WHAT NEEDS TO BE DONE: Copy the line with "Serialize everything readable" and all lines following it through the last line of the entries, exactly as written.

SUPPLIED RECORDS:
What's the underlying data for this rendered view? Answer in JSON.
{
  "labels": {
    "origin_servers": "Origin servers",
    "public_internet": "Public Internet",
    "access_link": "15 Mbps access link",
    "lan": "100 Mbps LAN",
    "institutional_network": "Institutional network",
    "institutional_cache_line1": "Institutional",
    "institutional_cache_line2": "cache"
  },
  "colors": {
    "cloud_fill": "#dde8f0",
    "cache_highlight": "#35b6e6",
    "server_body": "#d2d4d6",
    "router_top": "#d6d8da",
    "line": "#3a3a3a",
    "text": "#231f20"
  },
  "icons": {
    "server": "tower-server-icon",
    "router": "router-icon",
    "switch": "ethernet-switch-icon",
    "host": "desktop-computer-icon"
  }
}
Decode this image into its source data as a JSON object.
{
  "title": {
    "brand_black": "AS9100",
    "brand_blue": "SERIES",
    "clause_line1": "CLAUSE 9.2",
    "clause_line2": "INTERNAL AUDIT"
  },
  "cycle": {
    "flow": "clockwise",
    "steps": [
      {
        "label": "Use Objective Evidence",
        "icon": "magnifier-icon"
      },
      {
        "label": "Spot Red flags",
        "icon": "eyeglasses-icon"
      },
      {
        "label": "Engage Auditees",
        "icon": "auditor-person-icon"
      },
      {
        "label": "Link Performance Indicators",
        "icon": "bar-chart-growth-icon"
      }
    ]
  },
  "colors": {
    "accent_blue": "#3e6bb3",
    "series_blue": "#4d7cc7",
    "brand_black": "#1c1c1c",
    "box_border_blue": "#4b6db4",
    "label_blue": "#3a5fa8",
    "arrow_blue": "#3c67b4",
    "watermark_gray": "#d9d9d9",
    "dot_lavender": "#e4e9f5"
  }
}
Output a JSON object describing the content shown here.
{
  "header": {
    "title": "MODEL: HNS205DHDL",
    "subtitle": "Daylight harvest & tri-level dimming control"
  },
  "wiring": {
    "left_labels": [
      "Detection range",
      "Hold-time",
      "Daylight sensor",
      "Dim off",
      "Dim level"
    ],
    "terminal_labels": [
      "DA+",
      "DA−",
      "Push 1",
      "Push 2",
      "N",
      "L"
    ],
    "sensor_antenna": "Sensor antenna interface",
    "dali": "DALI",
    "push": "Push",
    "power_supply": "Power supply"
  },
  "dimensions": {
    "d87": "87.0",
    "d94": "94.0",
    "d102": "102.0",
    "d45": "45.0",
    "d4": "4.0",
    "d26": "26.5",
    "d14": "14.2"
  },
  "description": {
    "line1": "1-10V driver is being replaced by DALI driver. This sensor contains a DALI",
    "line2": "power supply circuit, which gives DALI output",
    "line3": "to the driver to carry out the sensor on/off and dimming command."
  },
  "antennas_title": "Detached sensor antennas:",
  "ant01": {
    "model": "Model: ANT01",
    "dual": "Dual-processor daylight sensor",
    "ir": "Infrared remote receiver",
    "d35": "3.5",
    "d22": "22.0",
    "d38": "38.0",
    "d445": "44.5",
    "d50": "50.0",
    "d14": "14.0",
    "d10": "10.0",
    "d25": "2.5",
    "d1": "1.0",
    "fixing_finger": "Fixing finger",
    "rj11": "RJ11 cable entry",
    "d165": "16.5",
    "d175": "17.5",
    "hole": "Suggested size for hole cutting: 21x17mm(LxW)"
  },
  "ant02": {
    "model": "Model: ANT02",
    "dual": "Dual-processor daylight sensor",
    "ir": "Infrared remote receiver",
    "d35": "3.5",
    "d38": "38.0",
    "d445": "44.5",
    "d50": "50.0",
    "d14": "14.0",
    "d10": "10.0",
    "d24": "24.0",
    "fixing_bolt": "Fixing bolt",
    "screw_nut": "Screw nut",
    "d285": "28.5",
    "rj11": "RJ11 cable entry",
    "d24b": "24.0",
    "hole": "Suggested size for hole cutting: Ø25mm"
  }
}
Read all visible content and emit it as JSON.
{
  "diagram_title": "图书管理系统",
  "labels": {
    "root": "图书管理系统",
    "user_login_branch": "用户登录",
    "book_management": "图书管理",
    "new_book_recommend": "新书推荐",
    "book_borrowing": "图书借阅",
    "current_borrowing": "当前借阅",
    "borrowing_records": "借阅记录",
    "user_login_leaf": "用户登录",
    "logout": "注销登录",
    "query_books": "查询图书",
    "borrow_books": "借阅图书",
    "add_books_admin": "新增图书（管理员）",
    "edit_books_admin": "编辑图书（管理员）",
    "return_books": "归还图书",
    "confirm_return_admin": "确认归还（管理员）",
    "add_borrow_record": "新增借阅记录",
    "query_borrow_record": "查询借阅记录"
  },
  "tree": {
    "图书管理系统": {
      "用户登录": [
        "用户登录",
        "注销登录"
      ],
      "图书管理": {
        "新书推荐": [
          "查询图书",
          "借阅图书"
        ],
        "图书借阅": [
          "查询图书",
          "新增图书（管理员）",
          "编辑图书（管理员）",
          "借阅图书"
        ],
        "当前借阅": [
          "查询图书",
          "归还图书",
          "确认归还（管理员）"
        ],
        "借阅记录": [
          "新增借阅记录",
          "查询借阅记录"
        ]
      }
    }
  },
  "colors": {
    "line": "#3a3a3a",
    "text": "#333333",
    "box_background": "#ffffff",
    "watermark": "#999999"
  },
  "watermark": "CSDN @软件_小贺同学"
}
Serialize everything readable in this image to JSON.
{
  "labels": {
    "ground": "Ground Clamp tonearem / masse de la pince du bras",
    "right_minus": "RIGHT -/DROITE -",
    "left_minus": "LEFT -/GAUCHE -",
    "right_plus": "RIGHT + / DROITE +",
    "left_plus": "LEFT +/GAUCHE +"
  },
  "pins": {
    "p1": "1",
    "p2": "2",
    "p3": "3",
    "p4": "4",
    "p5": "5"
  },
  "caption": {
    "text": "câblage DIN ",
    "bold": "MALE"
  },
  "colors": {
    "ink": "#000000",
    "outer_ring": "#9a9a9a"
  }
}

TASK SOLUTION:
Serialize everything readable in this image to JSON.
{
  "labels": {
    "ground": "Ground Clamp tonearem / masse de la pince du bras",
    "right_minus": "RIGHT -/DROITE -",
    "left_minus": "LEFT -/GAUCHE -",
    "right_plus": "RIGHT + / DROITE +",
    "left_plus": "LEFT +/GAUCHE +"
  },
  "pins": {
    "p1": "1",
    "p2": "2",
    "p3": "3",
    "p4": "4",
    "p5": "5"
  },
  "caption": {
    "text": "câblage DIN ",
    "bold": "MALE"
  },
  "colors": {
    "ink": "#000000",
    "outer_ring": "#9a9a9a"
  }
}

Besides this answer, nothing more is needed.